**Short task**. Transcribe each line of the material as it is, and drop any picture.

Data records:
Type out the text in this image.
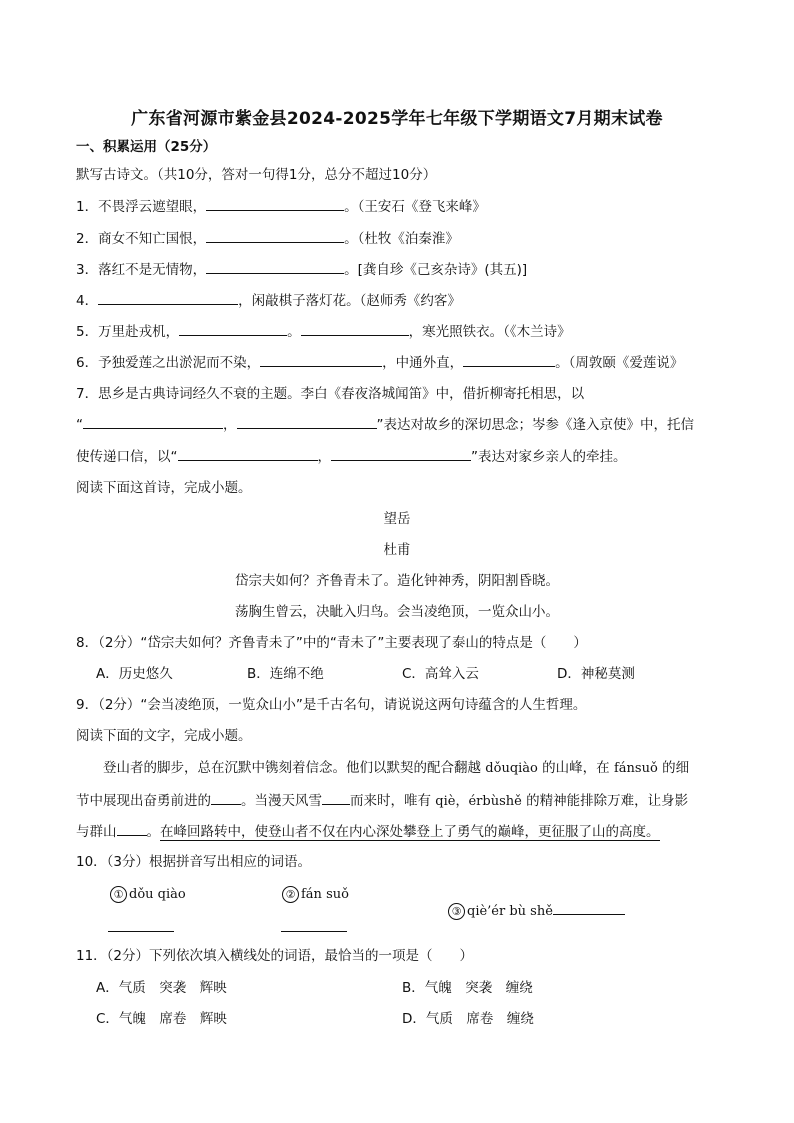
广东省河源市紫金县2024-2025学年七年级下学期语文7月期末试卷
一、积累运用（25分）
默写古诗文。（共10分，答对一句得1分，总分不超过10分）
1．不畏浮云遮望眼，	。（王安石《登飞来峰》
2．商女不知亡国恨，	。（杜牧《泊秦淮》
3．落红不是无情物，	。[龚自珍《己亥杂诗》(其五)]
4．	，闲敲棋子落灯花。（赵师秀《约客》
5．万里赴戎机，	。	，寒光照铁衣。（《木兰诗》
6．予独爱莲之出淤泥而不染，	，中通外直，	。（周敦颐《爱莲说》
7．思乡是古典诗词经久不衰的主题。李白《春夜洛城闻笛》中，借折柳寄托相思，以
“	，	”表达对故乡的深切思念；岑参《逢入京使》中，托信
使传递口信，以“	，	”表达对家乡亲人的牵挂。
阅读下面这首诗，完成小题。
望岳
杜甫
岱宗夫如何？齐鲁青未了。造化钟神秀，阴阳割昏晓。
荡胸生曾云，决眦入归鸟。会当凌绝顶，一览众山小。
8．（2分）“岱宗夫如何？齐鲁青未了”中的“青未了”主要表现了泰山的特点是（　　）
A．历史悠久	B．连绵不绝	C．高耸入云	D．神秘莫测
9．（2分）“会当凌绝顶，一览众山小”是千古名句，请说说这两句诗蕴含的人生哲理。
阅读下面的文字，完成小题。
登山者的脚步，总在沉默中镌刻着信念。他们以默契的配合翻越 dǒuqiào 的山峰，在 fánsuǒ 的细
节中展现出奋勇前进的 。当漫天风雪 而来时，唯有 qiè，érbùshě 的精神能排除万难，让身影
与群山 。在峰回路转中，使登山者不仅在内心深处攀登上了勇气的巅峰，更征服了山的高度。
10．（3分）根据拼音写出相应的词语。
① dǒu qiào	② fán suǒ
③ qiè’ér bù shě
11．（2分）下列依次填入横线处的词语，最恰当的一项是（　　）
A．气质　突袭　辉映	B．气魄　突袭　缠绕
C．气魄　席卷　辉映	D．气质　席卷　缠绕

**The reply**.
Type out the text in this image.
广东省河源市紫金县2024-2025学年七年级下学期语文7月期末试卷
一、积累运用（25分）
默写古诗文。（共10分，答对一句得1分，总分不超过10分）
1．不畏浮云遮望眼，	。（王安石《登飞来峰》
2．商女不知亡国恨，	。（杜牧《泊秦淮》
3．落红不是无情物，	。[龚自珍《己亥杂诗》(其五)]
4．	，闲敲棋子落灯花。（赵师秀《约客》
5．万里赴戎机，	。	，寒光照铁衣。（《木兰诗》
6．予独爱莲之出淤泥而不染，	，中通外直，	。（周敦颐《爱莲说》
7．思乡是古典诗词经久不衰的主题。李白《春夜洛城闻笛》中，借折柳寄托相思，以
“	，	”表达对故乡的深切思念；岑参《逢入京使》中，托信
使传递口信，以“	，	”表达对家乡亲人的牵挂。
阅读下面这首诗，完成小题。
望岳
杜甫
岱宗夫如何？齐鲁青未了。造化钟神秀，阴阳割昏晓。
荡胸生曾云，决眦入归鸟。会当凌绝顶，一览众山小。
8．（2分）“岱宗夫如何？齐鲁青未了”中的“青未了”主要表现了泰山的特点是（　　）
A．历史悠久	B．连绵不绝	C．高耸入云	D．神秘莫测
9．（2分）“会当凌绝顶，一览众山小”是千古名句，请说说这两句诗蕴含的人生哲理。
阅读下面的文字，完成小题。
登山者的脚步，总在沉默中镌刻着信念。他们以默契的配合翻越 dǒuqiào 的山峰，在 fánsuǒ 的细
节中展现出奋勇前进的 。当漫天风雪 而来时，唯有 qiè，érbùshě 的精神能排除万难，让身影
与群山 。在峰回路转中，使登山者不仅在内心深处攀登上了勇气的巅峰，更征服了山的高度。
10．（3分）根据拼音写出相应的词语。
① dǒu qiào	② fán suǒ
③ qiè’ér bù shě
11．（2分）下列依次填入横线处的词语，最恰当的一项是（　　）
A．气质　突袭　辉映	B．气魄　突袭　缠绕
C．气魄　席卷　辉映	D．气质　席卷　缠绕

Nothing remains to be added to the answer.